(The task)
Locate each line in the records below that contains the string "main" and copy it out in full.

[Begin]

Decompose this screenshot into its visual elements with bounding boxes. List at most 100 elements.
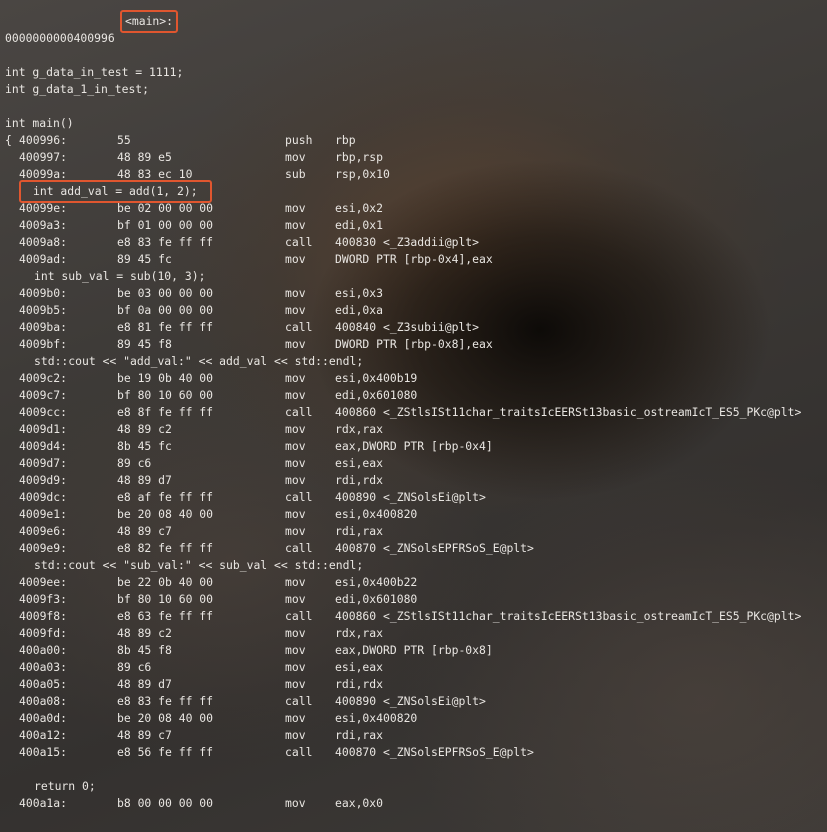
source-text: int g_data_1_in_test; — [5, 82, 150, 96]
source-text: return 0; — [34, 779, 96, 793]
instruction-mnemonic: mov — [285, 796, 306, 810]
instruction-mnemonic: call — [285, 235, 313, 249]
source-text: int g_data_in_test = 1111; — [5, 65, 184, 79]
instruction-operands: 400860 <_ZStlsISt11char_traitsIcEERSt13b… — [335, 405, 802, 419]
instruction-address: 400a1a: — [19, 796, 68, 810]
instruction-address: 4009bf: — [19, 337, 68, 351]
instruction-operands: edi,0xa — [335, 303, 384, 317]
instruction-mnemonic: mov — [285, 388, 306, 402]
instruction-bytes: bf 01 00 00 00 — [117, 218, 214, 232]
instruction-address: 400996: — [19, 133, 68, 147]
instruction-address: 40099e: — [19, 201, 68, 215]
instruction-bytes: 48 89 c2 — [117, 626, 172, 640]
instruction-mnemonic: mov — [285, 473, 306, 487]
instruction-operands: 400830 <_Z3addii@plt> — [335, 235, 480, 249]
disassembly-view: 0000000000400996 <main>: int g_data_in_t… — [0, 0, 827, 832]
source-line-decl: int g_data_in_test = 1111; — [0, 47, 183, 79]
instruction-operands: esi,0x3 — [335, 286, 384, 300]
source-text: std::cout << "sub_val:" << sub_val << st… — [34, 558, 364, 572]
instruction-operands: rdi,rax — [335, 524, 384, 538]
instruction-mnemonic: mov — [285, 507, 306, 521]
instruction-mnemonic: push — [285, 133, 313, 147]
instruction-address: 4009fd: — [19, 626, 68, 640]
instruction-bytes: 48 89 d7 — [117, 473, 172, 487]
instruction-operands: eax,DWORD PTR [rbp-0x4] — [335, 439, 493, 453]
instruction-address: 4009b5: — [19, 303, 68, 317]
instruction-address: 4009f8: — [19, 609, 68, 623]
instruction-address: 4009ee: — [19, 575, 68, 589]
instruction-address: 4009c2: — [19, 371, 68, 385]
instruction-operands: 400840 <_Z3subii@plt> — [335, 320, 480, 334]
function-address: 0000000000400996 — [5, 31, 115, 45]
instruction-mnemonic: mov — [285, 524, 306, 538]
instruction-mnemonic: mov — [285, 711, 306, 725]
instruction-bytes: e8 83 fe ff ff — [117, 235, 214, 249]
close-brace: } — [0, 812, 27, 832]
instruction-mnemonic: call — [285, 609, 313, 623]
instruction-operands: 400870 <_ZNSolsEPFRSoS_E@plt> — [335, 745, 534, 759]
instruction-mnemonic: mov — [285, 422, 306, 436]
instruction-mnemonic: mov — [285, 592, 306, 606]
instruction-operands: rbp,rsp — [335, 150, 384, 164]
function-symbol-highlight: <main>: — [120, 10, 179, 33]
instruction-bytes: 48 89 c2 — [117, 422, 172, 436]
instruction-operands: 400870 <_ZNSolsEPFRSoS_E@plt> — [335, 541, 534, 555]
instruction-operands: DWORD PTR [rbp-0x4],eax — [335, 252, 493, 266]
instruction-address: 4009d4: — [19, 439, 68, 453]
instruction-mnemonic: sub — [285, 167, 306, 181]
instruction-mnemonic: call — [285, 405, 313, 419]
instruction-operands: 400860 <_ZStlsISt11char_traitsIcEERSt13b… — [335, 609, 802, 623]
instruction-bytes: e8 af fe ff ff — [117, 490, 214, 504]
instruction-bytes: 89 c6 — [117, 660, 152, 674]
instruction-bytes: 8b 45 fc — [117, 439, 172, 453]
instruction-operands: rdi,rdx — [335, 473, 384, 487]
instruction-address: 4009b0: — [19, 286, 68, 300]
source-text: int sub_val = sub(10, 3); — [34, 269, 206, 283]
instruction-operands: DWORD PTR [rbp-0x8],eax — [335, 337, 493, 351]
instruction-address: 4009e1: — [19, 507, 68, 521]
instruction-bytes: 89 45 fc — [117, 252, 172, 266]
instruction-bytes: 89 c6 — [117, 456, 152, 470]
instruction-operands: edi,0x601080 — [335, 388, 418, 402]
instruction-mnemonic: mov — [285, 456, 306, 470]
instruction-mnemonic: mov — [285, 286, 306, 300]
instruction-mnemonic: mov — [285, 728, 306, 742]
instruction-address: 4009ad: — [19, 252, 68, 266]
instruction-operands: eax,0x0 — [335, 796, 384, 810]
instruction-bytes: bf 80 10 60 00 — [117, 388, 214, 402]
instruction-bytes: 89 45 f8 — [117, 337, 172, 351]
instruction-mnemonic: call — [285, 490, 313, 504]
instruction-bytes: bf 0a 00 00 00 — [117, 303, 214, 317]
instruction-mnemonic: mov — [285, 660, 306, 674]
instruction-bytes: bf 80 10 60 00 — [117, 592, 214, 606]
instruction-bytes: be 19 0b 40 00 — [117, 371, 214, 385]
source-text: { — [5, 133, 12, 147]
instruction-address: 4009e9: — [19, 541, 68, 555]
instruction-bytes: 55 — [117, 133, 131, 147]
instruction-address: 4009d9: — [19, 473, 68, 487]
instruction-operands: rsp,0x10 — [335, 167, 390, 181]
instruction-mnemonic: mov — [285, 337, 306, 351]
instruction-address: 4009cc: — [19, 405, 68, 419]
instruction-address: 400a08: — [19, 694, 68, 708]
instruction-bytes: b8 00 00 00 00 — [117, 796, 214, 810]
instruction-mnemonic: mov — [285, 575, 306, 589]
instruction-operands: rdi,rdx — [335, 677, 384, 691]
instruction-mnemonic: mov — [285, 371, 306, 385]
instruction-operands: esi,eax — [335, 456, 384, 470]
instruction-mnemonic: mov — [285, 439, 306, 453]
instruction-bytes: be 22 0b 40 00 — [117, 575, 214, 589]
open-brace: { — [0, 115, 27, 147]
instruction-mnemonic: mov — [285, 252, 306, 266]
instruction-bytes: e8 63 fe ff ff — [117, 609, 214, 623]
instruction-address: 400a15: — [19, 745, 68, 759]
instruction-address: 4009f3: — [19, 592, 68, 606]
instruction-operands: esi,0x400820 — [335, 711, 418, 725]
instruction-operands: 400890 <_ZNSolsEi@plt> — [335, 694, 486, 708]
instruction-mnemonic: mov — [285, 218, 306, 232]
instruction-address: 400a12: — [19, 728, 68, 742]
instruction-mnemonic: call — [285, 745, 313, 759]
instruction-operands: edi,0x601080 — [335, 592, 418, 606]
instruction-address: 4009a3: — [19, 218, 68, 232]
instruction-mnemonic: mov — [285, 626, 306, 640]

[End]

(Answer)
disassembly-view: 0000000000400996 <main>: int g_data_in_t… — [0, 0, 827, 832]
function-symbol-highlight: <main>: — [120, 10, 179, 33]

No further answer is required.